● DATASET EXTRACT:
═══
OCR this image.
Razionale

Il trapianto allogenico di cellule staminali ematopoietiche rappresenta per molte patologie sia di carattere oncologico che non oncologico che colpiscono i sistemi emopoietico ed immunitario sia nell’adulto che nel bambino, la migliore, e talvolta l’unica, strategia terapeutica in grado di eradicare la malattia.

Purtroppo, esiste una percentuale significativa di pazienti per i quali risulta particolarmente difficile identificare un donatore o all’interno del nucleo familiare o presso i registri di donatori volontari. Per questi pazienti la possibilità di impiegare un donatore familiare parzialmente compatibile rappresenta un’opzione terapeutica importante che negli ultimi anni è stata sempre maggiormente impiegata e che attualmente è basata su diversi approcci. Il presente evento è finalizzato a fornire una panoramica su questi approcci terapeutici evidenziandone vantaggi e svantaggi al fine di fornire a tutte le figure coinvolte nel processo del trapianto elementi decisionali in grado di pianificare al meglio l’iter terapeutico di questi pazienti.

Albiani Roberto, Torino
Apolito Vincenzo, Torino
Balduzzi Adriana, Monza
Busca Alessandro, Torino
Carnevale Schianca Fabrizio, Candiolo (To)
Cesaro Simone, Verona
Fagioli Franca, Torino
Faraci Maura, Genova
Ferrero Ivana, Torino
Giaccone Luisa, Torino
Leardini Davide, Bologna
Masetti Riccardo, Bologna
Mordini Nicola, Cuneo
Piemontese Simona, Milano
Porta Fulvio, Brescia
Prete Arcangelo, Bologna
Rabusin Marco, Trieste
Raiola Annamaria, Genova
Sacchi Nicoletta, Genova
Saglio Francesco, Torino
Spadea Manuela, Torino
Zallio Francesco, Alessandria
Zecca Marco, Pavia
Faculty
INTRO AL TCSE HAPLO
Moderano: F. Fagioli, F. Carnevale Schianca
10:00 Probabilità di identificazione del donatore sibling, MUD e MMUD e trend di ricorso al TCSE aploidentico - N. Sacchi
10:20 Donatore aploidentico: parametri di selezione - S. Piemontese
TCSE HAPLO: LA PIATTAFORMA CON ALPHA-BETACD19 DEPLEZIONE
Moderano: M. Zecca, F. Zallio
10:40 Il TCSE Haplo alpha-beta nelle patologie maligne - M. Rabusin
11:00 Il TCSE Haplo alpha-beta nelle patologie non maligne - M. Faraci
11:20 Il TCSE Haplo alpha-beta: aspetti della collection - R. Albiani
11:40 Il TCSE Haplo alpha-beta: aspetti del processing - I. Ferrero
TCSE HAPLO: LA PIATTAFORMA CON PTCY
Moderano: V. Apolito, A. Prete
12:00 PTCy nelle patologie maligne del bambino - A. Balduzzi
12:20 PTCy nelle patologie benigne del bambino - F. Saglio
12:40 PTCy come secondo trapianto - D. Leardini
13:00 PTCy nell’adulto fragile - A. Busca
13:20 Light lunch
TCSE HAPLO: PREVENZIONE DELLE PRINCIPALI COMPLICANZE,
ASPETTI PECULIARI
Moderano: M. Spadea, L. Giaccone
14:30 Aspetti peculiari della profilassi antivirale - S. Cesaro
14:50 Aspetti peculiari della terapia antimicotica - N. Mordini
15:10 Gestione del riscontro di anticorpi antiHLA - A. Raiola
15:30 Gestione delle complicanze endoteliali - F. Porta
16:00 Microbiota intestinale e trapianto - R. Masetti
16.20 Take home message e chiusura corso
═══
● WORK INSTRUCTIONS: Check each line above for the word "Prete" and copy every line that has it.

● SOLUTION FOR THIS PROBLEM:
Prete Arcangelo, Bologna
Moderano: V. Apolito, A. Prete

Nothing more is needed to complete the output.